SOURCE EXTRACT:
____________
Skip to content

Treating the First Draft Like a First Draft

I’ve wanted to be a writer for as long as I can remember. And for almost as long, I’ve tried to be a writer. I’ve been coming up with characters and stories since I was very young, but tried writing my first story when I was in six grade. I was immediately hooked and only continued to attempt, writing as often as I could bring myself to do. I all but hung my entire personality on being an aspiring author for years.

The truth-I was barely writing. As far as actual time spent. It would take me 1-5 years to finish a first draft, sometimes longer. My identity was wrapped up in being a writer, but my actions weren’t fully. Looking back, I distinctly remember feeling like a writer every day and feeling like I was committing myself to writing every day.

But I had days where I didn’t write at all. (And even, much much longer periods than that). I would be over at a friend’s house and have my laptop out, staring at the screen while we hung out. I’d get a few sentences down maybe. Or I’d be home and throw on some episodes of the Office for whenever I got distracted from trying to brute force what would come next. For more than fifteen years, writing ‘was my life’ and I hardly did any of it.

Then some personal things happened towards the start of 2020. Even before Covid. I started my first serious job, I got my own place, my time was divested and my priorities were changing. I’d been struggling with the second or third draft of a book I’d been trying to write for seven years. I stopped writing and started devoting my time to other things.

I finally disproved the false belief that the only way I could be happy-the only way I’d have a life-was if I wrote. I didn’t write and I had a life. It was a great life. I had a lot of fun. I grew. I was happy. I still am happy. My whole life it had felt like I had to write. Going through those few years taught me something. I don’t have to write to have a good life. I want to write. Like, really want to write. That’s all that matters.
____________
WHAT TO DO:
1. In the essay on treating a first draft like a first draft, how long did it take the writer to finish a first draft?
2. Quote the stretch of the first-draft essay from "The truth-I was" through "writing every day.".
3. Continue the first-draft essay, starting after its final sentence, "That's all that matters."

DATA PROVIDED:
____________
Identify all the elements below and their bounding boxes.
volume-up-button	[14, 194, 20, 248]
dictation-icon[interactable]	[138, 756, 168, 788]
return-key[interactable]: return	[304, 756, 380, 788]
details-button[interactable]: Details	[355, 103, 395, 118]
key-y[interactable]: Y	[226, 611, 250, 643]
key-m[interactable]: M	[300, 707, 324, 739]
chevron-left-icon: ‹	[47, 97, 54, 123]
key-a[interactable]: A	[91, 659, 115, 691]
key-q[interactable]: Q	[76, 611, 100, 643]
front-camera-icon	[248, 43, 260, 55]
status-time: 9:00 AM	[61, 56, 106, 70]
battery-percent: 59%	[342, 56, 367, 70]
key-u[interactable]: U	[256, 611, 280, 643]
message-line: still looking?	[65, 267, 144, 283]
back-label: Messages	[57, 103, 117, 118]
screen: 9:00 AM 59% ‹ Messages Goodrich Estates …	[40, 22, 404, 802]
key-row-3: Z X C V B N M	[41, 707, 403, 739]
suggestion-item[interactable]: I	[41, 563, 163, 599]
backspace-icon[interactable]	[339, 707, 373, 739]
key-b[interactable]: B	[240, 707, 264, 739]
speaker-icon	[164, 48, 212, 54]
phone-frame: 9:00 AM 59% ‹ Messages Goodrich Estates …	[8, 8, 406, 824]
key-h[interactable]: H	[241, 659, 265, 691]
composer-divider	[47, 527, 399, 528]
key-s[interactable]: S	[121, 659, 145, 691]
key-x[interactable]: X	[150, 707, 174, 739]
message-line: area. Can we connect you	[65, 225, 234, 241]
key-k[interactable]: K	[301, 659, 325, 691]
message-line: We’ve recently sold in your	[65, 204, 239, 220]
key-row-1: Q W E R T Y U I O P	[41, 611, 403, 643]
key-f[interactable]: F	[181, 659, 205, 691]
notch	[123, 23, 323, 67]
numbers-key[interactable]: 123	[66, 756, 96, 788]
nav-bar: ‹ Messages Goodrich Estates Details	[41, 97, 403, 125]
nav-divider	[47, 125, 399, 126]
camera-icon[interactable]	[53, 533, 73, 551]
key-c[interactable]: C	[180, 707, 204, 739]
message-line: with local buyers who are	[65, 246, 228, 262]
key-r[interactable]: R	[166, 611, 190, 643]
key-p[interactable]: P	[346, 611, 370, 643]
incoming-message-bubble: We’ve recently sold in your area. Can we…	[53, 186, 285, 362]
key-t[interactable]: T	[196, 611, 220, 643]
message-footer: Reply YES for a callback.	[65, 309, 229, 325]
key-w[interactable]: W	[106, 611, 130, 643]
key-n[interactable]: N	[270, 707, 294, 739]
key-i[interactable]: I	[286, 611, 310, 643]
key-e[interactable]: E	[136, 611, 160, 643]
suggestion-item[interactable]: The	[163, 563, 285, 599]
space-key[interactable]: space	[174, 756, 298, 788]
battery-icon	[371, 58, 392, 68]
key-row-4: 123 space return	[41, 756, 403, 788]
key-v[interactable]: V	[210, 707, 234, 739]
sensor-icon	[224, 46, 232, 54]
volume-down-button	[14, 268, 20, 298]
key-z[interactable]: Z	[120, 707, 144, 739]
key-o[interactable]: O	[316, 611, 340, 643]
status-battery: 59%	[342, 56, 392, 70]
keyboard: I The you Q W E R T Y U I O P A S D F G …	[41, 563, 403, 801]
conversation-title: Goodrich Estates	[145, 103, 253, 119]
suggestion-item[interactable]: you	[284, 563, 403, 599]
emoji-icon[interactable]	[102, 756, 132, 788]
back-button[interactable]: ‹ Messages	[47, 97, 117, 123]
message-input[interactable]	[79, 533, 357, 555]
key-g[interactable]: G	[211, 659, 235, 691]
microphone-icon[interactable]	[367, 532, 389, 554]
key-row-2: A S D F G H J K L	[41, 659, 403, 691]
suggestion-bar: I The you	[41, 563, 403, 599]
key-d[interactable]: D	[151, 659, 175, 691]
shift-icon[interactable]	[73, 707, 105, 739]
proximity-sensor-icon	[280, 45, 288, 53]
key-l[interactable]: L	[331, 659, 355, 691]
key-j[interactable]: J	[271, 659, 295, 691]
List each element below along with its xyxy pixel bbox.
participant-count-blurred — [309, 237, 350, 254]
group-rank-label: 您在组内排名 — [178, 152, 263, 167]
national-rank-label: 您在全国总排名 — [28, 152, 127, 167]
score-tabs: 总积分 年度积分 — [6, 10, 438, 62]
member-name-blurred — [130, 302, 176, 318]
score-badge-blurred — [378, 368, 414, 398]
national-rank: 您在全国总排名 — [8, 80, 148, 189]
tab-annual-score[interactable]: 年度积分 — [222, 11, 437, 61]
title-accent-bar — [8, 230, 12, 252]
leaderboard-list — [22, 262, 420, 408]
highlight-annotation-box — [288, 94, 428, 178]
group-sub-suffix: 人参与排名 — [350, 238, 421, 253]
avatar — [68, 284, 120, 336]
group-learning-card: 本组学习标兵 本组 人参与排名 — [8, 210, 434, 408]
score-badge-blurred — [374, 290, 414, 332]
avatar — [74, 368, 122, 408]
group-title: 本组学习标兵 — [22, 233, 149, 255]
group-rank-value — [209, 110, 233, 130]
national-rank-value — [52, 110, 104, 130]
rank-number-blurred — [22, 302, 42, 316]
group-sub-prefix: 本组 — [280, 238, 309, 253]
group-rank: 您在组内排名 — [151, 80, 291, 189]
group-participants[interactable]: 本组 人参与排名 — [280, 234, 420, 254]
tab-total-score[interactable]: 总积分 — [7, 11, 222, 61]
____________
WRITTEN ANSWERS:
1. It took 1-5 years, sometimes longer.

2.
The truth-I was barely writing. As far as actual time spent. It would take me 1-5 years to finish a first draft, sometimes longer. My identity was wrapped up in being a writer, but my actions weren’t fully. Looking back, I distinctly remember feeling like a writer every day and feeling like I was committing myself to writing every day.

3.
It was a slow return to writing. I had it in my head that I wanted to use my podcast as a way to motivate myself to get back into writing the book that I was working on. It took about a year. Each episode was a chapter from the last draft and eventually I caught up to where I had stopped writing all of those years ago. Then I started continuing from where I’d left off.

Finally, I was back to writing. But it was still this thing that I had to do. It wasn’t something that came naturally or something I felt I could just sit down to do it. It was hard. To even just get myself to set out to actually do it. A great friend, Juan Heinrich told me two things that changed everything for me (no matter how many times throughout the years he had told me these exact two things without it registering…lol).

One had to do with the story, or lack thereof, of the book I was working on. The other was this; “If you want to actually become a professional writer one day, then you have to look at it as a craft. You have to accept that there are a bunch of skills involved in that and that you don’t have some of them. The only way to gain those skills is to do the work. And you do the work by writing every day, as often as you can.

His advice about the story I was working on and how to go about fixing it (sitting down and structuring a new outline) quickly led to me starting a different story entirely from the one I’d been struggling with for a decade. But this secondary advice about ‘writing as craft’ is what led to me actually writing for the first time in my life-seriously.

Because of this conversation about craft and skills, when I first started to come up with my initial idea for what has become my current work in progress, “The Last Dragon” I did something I never have before in my writing life.

Before ever writing the first scene, I sat down to write an outline. Now, my entire life, friends and mentors who lean more naturally towards the plotting side of writing have tried to encourage me to outline. I always just assumed and believed that I couldn’t outline because it seemed too difficult to me. I had some mental wall up that I’d never tried to scale properly.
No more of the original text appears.